Your task: Copy each line below that contains "which".

Data excerpts:
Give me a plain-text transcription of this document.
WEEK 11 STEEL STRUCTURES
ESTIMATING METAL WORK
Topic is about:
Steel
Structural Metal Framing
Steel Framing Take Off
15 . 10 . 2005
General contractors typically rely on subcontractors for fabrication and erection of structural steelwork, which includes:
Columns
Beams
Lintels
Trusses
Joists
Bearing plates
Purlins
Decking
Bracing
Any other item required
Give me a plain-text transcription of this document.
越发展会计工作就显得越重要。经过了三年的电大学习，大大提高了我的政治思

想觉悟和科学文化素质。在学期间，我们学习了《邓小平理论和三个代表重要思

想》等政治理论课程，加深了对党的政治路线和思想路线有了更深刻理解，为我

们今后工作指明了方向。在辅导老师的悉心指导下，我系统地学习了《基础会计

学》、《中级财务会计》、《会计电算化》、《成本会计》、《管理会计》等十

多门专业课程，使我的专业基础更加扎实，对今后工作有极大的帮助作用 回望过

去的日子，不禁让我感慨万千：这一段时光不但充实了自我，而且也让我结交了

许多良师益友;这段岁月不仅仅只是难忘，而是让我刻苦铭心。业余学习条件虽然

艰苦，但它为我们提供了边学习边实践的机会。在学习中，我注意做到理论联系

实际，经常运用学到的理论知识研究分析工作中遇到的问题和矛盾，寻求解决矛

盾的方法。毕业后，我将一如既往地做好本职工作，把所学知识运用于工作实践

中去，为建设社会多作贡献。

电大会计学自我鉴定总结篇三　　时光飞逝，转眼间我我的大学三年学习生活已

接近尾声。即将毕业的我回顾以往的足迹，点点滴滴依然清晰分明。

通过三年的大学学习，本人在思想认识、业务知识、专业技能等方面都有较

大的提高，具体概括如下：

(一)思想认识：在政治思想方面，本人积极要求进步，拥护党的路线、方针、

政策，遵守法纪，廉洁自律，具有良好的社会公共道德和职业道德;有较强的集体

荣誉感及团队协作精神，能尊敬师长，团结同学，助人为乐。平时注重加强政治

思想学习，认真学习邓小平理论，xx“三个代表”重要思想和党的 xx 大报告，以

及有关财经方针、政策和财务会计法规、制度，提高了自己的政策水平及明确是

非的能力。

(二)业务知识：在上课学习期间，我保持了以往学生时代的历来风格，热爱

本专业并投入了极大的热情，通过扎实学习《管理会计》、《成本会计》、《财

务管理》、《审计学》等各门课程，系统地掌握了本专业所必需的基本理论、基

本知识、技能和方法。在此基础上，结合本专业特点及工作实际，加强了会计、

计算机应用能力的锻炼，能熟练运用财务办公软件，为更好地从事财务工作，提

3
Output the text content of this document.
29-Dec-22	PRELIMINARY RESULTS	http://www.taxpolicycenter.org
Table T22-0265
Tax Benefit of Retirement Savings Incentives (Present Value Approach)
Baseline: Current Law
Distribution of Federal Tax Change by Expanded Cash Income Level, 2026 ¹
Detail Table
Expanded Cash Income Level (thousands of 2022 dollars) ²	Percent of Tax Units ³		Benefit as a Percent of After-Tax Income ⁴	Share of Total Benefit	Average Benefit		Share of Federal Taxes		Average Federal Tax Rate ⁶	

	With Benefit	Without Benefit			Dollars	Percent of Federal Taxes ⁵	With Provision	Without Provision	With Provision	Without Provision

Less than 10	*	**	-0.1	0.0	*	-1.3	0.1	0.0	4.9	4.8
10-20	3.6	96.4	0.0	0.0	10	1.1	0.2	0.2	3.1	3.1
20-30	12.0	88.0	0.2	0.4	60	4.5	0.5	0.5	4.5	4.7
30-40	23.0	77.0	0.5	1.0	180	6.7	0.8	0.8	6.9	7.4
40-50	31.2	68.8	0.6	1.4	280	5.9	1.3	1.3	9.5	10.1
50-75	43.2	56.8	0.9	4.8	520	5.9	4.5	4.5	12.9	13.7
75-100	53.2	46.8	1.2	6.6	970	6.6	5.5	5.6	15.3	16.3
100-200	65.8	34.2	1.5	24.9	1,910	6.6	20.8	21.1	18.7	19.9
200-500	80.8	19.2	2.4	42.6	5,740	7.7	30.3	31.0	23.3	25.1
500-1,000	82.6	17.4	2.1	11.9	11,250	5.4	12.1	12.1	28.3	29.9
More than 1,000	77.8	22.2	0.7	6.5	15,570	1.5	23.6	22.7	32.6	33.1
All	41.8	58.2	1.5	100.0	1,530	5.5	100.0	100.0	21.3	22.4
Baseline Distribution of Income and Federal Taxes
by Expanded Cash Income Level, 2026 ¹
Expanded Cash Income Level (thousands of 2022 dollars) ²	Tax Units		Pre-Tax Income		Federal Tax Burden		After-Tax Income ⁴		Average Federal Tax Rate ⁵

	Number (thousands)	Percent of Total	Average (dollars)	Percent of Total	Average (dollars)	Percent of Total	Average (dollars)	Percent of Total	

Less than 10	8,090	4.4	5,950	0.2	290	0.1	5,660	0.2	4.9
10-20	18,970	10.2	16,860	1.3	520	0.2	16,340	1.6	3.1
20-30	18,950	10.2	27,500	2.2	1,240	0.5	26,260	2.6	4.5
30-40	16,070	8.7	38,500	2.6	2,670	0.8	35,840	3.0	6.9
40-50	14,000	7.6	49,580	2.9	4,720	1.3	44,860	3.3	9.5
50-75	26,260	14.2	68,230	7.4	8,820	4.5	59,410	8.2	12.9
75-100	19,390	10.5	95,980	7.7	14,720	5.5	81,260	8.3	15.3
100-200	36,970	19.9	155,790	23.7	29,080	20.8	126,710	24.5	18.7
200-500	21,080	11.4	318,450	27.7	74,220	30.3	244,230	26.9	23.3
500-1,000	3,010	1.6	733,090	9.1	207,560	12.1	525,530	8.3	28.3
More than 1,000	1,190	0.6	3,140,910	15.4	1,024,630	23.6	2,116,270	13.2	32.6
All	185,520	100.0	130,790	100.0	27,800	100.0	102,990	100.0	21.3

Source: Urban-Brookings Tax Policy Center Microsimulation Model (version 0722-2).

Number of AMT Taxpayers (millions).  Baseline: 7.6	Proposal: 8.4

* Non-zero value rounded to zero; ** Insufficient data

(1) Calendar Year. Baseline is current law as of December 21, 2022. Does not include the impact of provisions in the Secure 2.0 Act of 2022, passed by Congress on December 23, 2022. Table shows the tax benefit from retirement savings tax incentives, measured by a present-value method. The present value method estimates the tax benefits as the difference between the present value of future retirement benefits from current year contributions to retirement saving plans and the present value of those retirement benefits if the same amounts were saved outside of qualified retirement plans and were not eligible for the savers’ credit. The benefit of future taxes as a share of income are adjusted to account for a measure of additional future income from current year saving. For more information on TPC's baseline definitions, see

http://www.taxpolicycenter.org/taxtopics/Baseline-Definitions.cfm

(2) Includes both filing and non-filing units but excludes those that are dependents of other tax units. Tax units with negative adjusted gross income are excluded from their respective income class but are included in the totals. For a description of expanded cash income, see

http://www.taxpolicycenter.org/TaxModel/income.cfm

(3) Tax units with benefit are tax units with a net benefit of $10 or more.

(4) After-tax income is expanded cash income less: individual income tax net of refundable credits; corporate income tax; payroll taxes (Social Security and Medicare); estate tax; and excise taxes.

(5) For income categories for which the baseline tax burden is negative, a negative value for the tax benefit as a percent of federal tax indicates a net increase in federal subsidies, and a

Answer to this task:
General contractors typically rely on subcontractors for fabrication and erection of structural steelwork, which includes:
(5) For income categories for which the baseline tax burden is negative, a negative value for the tax benefit as a percent of federal tax indicates a net increase in federal subsidies, and a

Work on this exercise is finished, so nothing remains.